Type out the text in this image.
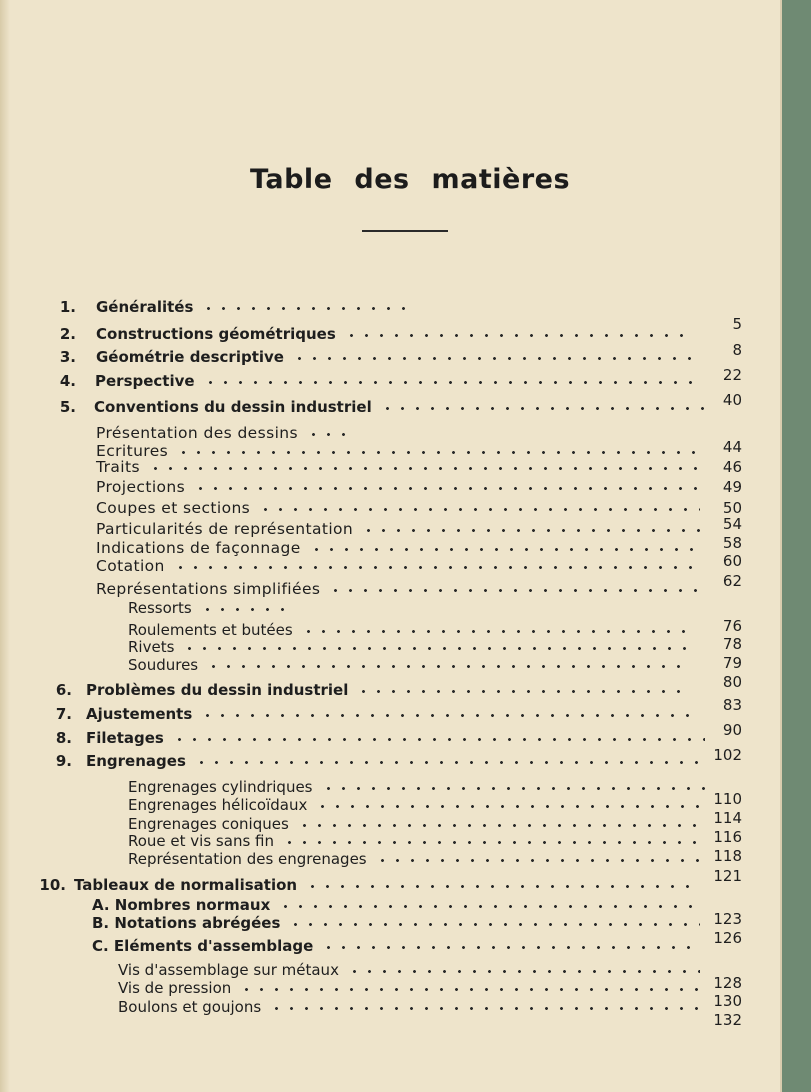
Table des matières
1. Généralités
2. Constructions géométriques
3. Géométrie descriptive
4. Perspective
5. Conventions du dessin industriel
Présentation des dessins
Ecritures
Traits
Projections
Coupes et sections
Particularités de représentation
Indications de façonnage
Cotation
Représentations simplifiées
Ressorts
Roulements et butées
Rivets
Soudures
6. Problèmes du dessin industriel
7. Ajustements
8. Filetages
9. Engrenages
Engrenages cylindriques
Engrenages hélicoïdaux
Engrenages coniques
Roue et vis sans fin
Représentation des engrenages
10. Tableaux de normalisation
A. Nombres normaux
B. Notations abrégées
C. Eléments d'assemblage
Vis d'assemblage sur métaux
Vis de pression
Boulons et goujons
5
8
22
40
44
46
49
50
54
58
60
62
76
78
79
80
83
90
102
110
114
116
118
121
123
126
128
130
132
━━━━━━━━━━━━━━━━━━━━
### Task description
Omit all pictures while transcribing the entries verbatim.

### Response
Type out the text in this image.
Table des matières
1. Généralités
2. Constructions géométriques
3. Géométrie descriptive
4. Perspective
5. Conventions du dessin industriel
Présentation des dessins
Ecritures
Traits
Projections
Coupes et sections
Particularités de représentation
Indications de façonnage
Cotation
Représentations simplifiées
Ressorts
Roulements et butées
Rivets
Soudures
6. Problèmes du dessin industriel
7. Ajustements
8. Filetages
9. Engrenages
Engrenages cylindriques
Engrenages hélicoïdaux
Engrenages coniques
Roue et vis sans fin
Représentation des engrenages
10. Tableaux de normalisation
A. Nombres normaux
B. Notations abrégées
C. Eléments d'assemblage
Vis d'assemblage sur métaux
Vis de pression
Boulons et goujons
5
8
22
40
44
46
49
50
54
58
60
62
76
78
79
80
83
90
102
110
114
116
118
121
123
126
128
130
132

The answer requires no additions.